**TASK PROMPT**: Go through the listing and copy each line with the string "this".

==================================================

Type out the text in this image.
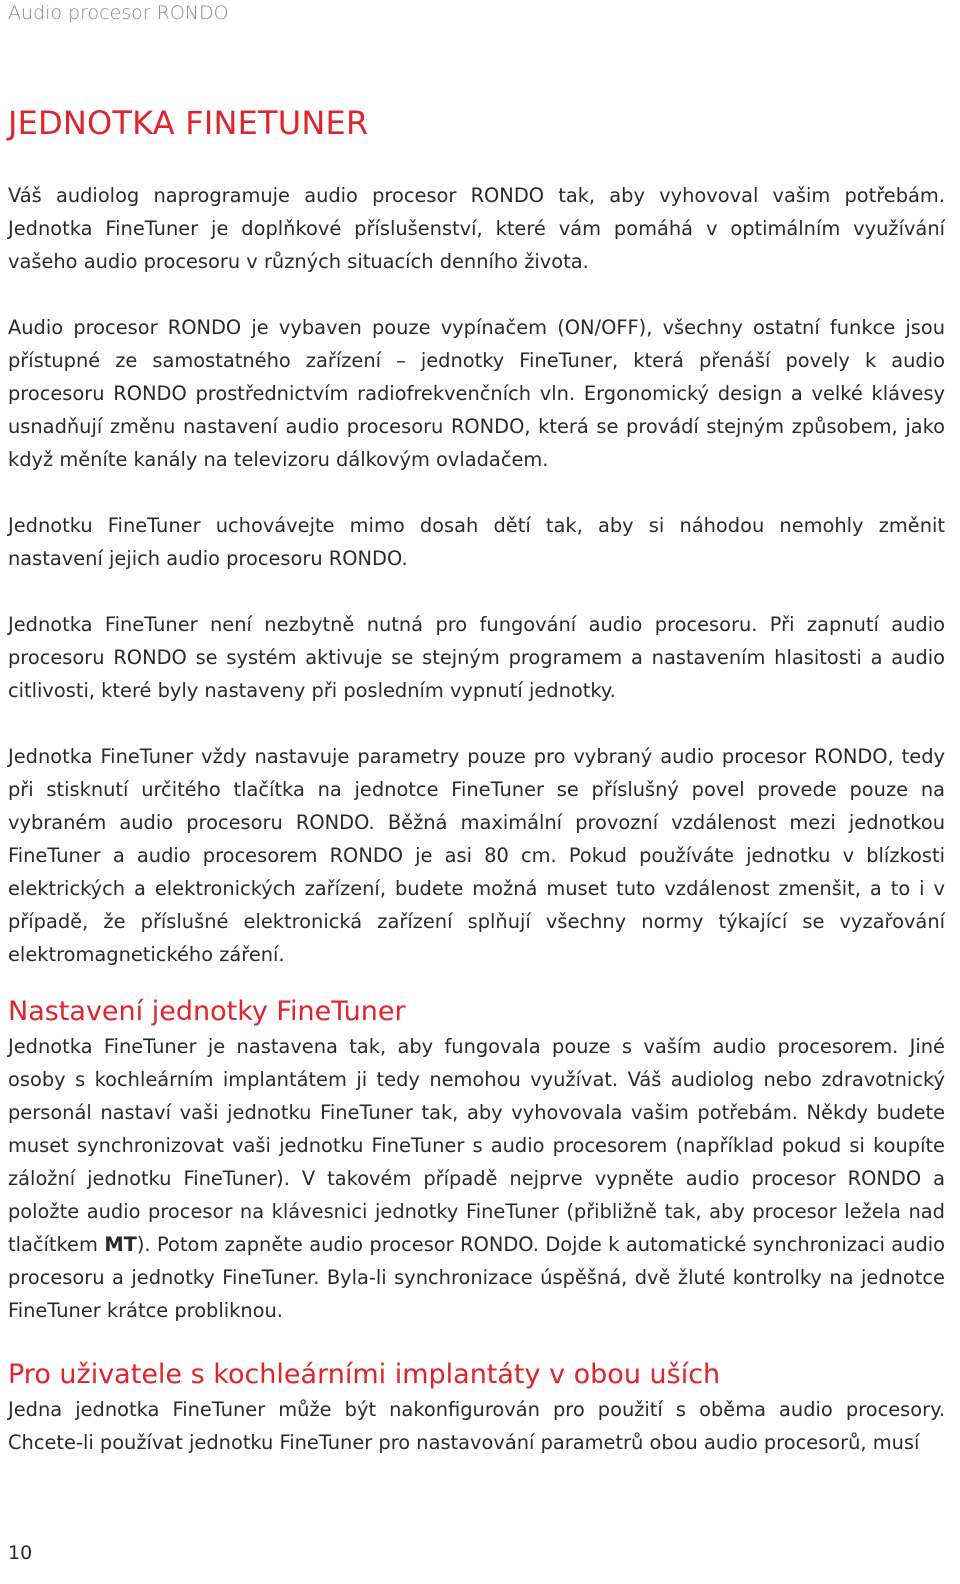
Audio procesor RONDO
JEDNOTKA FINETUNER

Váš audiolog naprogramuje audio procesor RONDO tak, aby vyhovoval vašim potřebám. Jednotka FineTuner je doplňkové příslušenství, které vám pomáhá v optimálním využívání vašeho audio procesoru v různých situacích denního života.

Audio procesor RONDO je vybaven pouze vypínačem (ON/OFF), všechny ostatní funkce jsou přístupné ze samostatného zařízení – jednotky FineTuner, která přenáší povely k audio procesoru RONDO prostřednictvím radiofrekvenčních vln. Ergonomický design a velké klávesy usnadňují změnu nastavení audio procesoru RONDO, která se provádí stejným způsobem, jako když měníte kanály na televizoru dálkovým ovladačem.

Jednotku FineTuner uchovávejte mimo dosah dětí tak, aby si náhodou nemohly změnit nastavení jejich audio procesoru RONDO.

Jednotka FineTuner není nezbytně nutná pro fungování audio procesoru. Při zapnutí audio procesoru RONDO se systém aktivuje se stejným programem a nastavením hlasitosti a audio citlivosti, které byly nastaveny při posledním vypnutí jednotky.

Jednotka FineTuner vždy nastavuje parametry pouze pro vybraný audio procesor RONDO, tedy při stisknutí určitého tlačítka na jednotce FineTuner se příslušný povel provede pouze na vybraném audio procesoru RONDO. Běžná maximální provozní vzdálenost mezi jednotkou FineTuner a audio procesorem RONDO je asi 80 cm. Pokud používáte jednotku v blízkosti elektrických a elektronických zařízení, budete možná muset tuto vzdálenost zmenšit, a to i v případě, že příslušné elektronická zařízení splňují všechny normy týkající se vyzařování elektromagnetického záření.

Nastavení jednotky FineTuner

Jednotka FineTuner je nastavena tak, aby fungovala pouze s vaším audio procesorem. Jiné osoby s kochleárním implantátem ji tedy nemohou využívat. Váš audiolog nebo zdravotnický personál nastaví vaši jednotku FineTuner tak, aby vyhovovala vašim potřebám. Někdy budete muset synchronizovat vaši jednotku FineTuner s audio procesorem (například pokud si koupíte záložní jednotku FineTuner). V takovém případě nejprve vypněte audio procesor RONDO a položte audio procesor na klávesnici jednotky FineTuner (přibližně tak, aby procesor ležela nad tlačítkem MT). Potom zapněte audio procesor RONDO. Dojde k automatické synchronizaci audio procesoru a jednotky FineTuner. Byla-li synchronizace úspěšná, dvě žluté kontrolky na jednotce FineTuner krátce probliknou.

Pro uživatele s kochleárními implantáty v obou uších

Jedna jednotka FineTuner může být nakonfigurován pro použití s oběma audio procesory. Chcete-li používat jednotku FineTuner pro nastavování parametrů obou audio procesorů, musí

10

==================================================

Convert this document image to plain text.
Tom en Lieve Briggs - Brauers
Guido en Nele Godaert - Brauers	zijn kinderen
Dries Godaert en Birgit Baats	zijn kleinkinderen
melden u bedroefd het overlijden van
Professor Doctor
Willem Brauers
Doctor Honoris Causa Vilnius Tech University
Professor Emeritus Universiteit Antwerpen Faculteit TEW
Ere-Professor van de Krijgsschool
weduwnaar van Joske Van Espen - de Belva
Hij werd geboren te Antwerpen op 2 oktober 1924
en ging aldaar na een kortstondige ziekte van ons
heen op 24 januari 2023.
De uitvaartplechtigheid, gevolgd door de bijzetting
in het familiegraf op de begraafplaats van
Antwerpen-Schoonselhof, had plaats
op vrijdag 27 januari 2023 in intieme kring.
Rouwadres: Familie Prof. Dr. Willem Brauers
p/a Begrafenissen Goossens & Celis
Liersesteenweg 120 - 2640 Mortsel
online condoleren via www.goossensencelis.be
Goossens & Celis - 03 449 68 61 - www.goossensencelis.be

==================================================

**REPLY**:
Type out the text in this image.
Convert this document image to plain text.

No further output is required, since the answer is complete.